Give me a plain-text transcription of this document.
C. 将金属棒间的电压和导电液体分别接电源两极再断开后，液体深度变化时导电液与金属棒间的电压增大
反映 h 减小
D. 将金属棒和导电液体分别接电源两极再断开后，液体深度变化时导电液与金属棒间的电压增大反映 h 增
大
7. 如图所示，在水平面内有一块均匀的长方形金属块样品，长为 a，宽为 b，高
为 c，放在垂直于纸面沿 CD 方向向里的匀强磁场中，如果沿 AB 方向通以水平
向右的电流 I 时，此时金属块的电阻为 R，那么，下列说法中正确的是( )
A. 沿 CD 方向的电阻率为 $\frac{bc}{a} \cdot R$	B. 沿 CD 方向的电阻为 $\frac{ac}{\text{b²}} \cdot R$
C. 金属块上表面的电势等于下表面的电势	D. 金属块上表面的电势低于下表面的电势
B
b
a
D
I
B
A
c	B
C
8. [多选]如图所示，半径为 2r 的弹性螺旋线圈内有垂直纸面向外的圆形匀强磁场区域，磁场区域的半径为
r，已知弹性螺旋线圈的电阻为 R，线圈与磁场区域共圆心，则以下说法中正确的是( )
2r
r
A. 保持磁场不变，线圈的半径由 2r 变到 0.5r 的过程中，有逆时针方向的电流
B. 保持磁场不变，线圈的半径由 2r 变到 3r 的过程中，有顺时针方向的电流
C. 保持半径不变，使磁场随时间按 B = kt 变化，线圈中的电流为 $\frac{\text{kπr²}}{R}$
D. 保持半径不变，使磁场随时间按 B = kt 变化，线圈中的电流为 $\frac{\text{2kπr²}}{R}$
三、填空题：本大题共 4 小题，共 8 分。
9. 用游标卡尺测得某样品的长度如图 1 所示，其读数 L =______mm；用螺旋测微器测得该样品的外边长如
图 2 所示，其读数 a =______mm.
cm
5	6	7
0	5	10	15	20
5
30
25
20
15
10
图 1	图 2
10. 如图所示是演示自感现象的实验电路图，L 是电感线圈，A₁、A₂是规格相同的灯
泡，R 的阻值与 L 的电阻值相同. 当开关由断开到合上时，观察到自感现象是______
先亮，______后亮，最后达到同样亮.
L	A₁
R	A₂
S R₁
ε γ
·····
_What you are asked to do_: Using the listing above, return all lines where the word "线圈的半径由" occurs.

_Written solution_:
A. 保持磁场不变，线圈的半径由 2r 变到 0.5r 的过程中，有逆时针方向的电流
B. 保持磁场不变，线圈的半径由 2r 变到 3r 的过程中，有顺时针方向的电流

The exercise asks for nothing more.